REQUIRED WORK. Output every entry exactly as written, skipping any pictures.
## start RAW DATA
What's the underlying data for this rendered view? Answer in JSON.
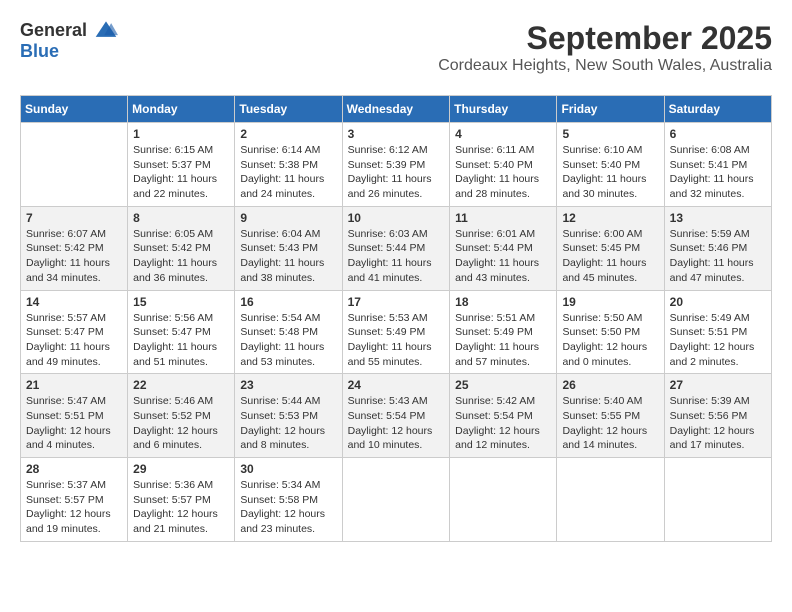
{
  "logo": {
    "line1": "General",
    "line2": "Blue"
  },
  "title": "September 2025",
  "location": "Cordeaux Heights, New South Wales, Australia",
  "days_of_week": [
    "Sunday",
    "Monday",
    "Tuesday",
    "Wednesday",
    "Thursday",
    "Friday",
    "Saturday"
  ],
  "weeks": [
    [
      {
        "day": "",
        "text": ""
      },
      {
        "day": "1",
        "text": "Sunrise: 6:15 AM\nSunset: 5:37 PM\nDaylight: 11 hours\nand 22 minutes."
      },
      {
        "day": "2",
        "text": "Sunrise: 6:14 AM\nSunset: 5:38 PM\nDaylight: 11 hours\nand 24 minutes."
      },
      {
        "day": "3",
        "text": "Sunrise: 6:12 AM\nSunset: 5:39 PM\nDaylight: 11 hours\nand 26 minutes."
      },
      {
        "day": "4",
        "text": "Sunrise: 6:11 AM\nSunset: 5:40 PM\nDaylight: 11 hours\nand 28 minutes."
      },
      {
        "day": "5",
        "text": "Sunrise: 6:10 AM\nSunset: 5:40 PM\nDaylight: 11 hours\nand 30 minutes."
      },
      {
        "day": "6",
        "text": "Sunrise: 6:08 AM\nSunset: 5:41 PM\nDaylight: 11 hours\nand 32 minutes."
      }
    ],
    [
      {
        "day": "7",
        "text": "Sunrise: 6:07 AM\nSunset: 5:42 PM\nDaylight: 11 hours\nand 34 minutes."
      },
      {
        "day": "8",
        "text": "Sunrise: 6:05 AM\nSunset: 5:42 PM\nDaylight: 11 hours\nand 36 minutes."
      },
      {
        "day": "9",
        "text": "Sunrise: 6:04 AM\nSunset: 5:43 PM\nDaylight: 11 hours\nand 38 minutes."
      },
      {
        "day": "10",
        "text": "Sunrise: 6:03 AM\nSunset: 5:44 PM\nDaylight: 11 hours\nand 41 minutes."
      },
      {
        "day": "11",
        "text": "Sunrise: 6:01 AM\nSunset: 5:44 PM\nDaylight: 11 hours\nand 43 minutes."
      },
      {
        "day": "12",
        "text": "Sunrise: 6:00 AM\nSunset: 5:45 PM\nDaylight: 11 hours\nand 45 minutes."
      },
      {
        "day": "13",
        "text": "Sunrise: 5:59 AM\nSunset: 5:46 PM\nDaylight: 11 hours\nand 47 minutes."
      }
    ],
    [
      {
        "day": "14",
        "text": "Sunrise: 5:57 AM\nSunset: 5:47 PM\nDaylight: 11 hours\nand 49 minutes."
      },
      {
        "day": "15",
        "text": "Sunrise: 5:56 AM\nSunset: 5:47 PM\nDaylight: 11 hours\nand 51 minutes."
      },
      {
        "day": "16",
        "text": "Sunrise: 5:54 AM\nSunset: 5:48 PM\nDaylight: 11 hours\nand 53 minutes."
      },
      {
        "day": "17",
        "text": "Sunrise: 5:53 AM\nSunset: 5:49 PM\nDaylight: 11 hours\nand 55 minutes."
      },
      {
        "day": "18",
        "text": "Sunrise: 5:51 AM\nSunset: 5:49 PM\nDaylight: 11 hours\nand 57 minutes."
      },
      {
        "day": "19",
        "text": "Sunrise: 5:50 AM\nSunset: 5:50 PM\nDaylight: 12 hours\nand 0 minutes."
      },
      {
        "day": "20",
        "text": "Sunrise: 5:49 AM\nSunset: 5:51 PM\nDaylight: 12 hours\nand 2 minutes."
      }
    ],
    [
      {
        "day": "21",
        "text": "Sunrise: 5:47 AM\nSunset: 5:51 PM\nDaylight: 12 hours\nand 4 minutes."
      },
      {
        "day": "22",
        "text": "Sunrise: 5:46 AM\nSunset: 5:52 PM\nDaylight: 12 hours\nand 6 minutes."
      },
      {
        "day": "23",
        "text": "Sunrise: 5:44 AM\nSunset: 5:53 PM\nDaylight: 12 hours\nand 8 minutes."
      },
      {
        "day": "24",
        "text": "Sunrise: 5:43 AM\nSunset: 5:54 PM\nDaylight: 12 hours\nand 10 minutes."
      },
      {
        "day": "25",
        "text": "Sunrise: 5:42 AM\nSunset: 5:54 PM\nDaylight: 12 hours\nand 12 minutes."
      },
      {
        "day": "26",
        "text": "Sunrise: 5:40 AM\nSunset: 5:55 PM\nDaylight: 12 hours\nand 14 minutes."
      },
      {
        "day": "27",
        "text": "Sunrise: 5:39 AM\nSunset: 5:56 PM\nDaylight: 12 hours\nand 17 minutes."
      }
    ],
    [
      {
        "day": "28",
        "text": "Sunrise: 5:37 AM\nSunset: 5:57 PM\nDaylight: 12 hours\nand 19 minutes."
      },
      {
        "day": "29",
        "text": "Sunrise: 5:36 AM\nSunset: 5:57 PM\nDaylight: 12 hours\nand 21 minutes."
      },
      {
        "day": "30",
        "text": "Sunrise: 5:34 AM\nSunset: 5:58 PM\nDaylight: 12 hours\nand 23 minutes."
      },
      {
        "day": "",
        "text": ""
      },
      {
        "day": "",
        "text": ""
      },
      {
        "day": "",
        "text": ""
      },
      {
        "day": "",
        "text": ""
      }
    ]
  ]
}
## end RAW DATA
RESULT OF THIS TASK.
What's the underlying data for this rendered view? Answer in JSON.
{
  "logo": {
    "line1": "General",
    "line2": "Blue"
  },
  "title": "September 2025",
  "location": "Cordeaux Heights, New South Wales, Australia",
  "days_of_week": [
    "Sunday",
    "Monday",
    "Tuesday",
    "Wednesday",
    "Thursday",
    "Friday",
    "Saturday"
  ],
  "weeks": [
    [
      {
        "day": "",
        "text": ""
      },
      {
        "day": "1",
        "text": "Sunrise: 6:15 AM\nSunset: 5:37 PM\nDaylight: 11 hours\nand 22 minutes."
      },
      {
        "day": "2",
        "text": "Sunrise: 6:14 AM\nSunset: 5:38 PM\nDaylight: 11 hours\nand 24 minutes."
      },
      {
        "day": "3",
        "text": "Sunrise: 6:12 AM\nSunset: 5:39 PM\nDaylight: 11 hours\nand 26 minutes."
      },
      {
        "day": "4",
        "text": "Sunrise: 6:11 AM\nSunset: 5:40 PM\nDaylight: 11 hours\nand 28 minutes."
      },
      {
        "day": "5",
        "text": "Sunrise: 6:10 AM\nSunset: 5:40 PM\nDaylight: 11 hours\nand 30 minutes."
      },
      {
        "day": "6",
        "text": "Sunrise: 6:08 AM\nSunset: 5:41 PM\nDaylight: 11 hours\nand 32 minutes."
      }
    ],
    [
      {
        "day": "7",
        "text": "Sunrise: 6:07 AM\nSunset: 5:42 PM\nDaylight: 11 hours\nand 34 minutes."
      },
      {
        "day": "8",
        "text": "Sunrise: 6:05 AM\nSunset: 5:42 PM\nDaylight: 11 hours\nand 36 minutes."
      },
      {
        "day": "9",
        "text": "Sunrise: 6:04 AM\nSunset: 5:43 PM\nDaylight: 11 hours\nand 38 minutes."
      },
      {
        "day": "10",
        "text": "Sunrise: 6:03 AM\nSunset: 5:44 PM\nDaylight: 11 hours\nand 41 minutes."
      },
      {
        "day": "11",
        "text": "Sunrise: 6:01 AM\nSunset: 5:44 PM\nDaylight: 11 hours\nand 43 minutes."
      },
      {
        "day": "12",
        "text": "Sunrise: 6:00 AM\nSunset: 5:45 PM\nDaylight: 11 hours\nand 45 minutes."
      },
      {
        "day": "13",
        "text": "Sunrise: 5:59 AM\nSunset: 5:46 PM\nDaylight: 11 hours\nand 47 minutes."
      }
    ],
    [
      {
        "day": "14",
        "text": "Sunrise: 5:57 AM\nSunset: 5:47 PM\nDaylight: 11 hours\nand 49 minutes."
      },
      {
        "day": "15",
        "text": "Sunrise: 5:56 AM\nSunset: 5:47 PM\nDaylight: 11 hours\nand 51 minutes."
      },
      {
        "day": "16",
        "text": "Sunrise: 5:54 AM\nSunset: 5:48 PM\nDaylight: 11 hours\nand 53 minutes."
      },
      {
        "day": "17",
        "text": "Sunrise: 5:53 AM\nSunset: 5:49 PM\nDaylight: 11 hours\nand 55 minutes."
      },
      {
        "day": "18",
        "text": "Sunrise: 5:51 AM\nSunset: 5:49 PM\nDaylight: 11 hours\nand 57 minutes."
      },
      {
        "day": "19",
        "text": "Sunrise: 5:50 AM\nSunset: 5:50 PM\nDaylight: 12 hours\nand 0 minutes."
      },
      {
        "day": "20",
        "text": "Sunrise: 5:49 AM\nSunset: 5:51 PM\nDaylight: 12 hours\nand 2 minutes."
      }
    ],
    [
      {
        "day": "21",
        "text": "Sunrise: 5:47 AM\nSunset: 5:51 PM\nDaylight: 12 hours\nand 4 minutes."
      },
      {
        "day": "22",
        "text": "Sunrise: 5:46 AM\nSunset: 5:52 PM\nDaylight: 12 hours\nand 6 minutes."
      },
      {
        "day": "23",
        "text": "Sunrise: 5:44 AM\nSunset: 5:53 PM\nDaylight: 12 hours\nand 8 minutes."
      },
      {
        "day": "24",
        "text": "Sunrise: 5:43 AM\nSunset: 5:54 PM\nDaylight: 12 hours\nand 10 minutes."
      },
      {
        "day": "25",
        "text": "Sunrise: 5:42 AM\nSunset: 5:54 PM\nDaylight: 12 hours\nand 12 minutes."
      },
      {
        "day": "26",
        "text": "Sunrise: 5:40 AM\nSunset: 5:55 PM\nDaylight: 12 hours\nand 14 minutes."
      },
      {
        "day": "27",
        "text": "Sunrise: 5:39 AM\nSunset: 5:56 PM\nDaylight: 12 hours\nand 17 minutes."
      }
    ],
    [
      {
        "day": "28",
        "text": "Sunrise: 5:37 AM\nSunset: 5:57 PM\nDaylight: 12 hours\nand 19 minutes."
      },
      {
        "day": "29",
        "text": "Sunrise: 5:36 AM\nSunset: 5:57 PM\nDaylight: 12 hours\nand 21 minutes."
      },
      {
        "day": "30",
        "text": "Sunrise: 5:34 AM\nSunset: 5:58 PM\nDaylight: 12 hours\nand 23 minutes."
      },
      {
        "day": "",
        "text": ""
      },
      {
        "day": "",
        "text": ""
      },
      {
        "day": "",
        "text": ""
      },
      {
        "day": "",
        "text": ""
      }
    ]
  ]
}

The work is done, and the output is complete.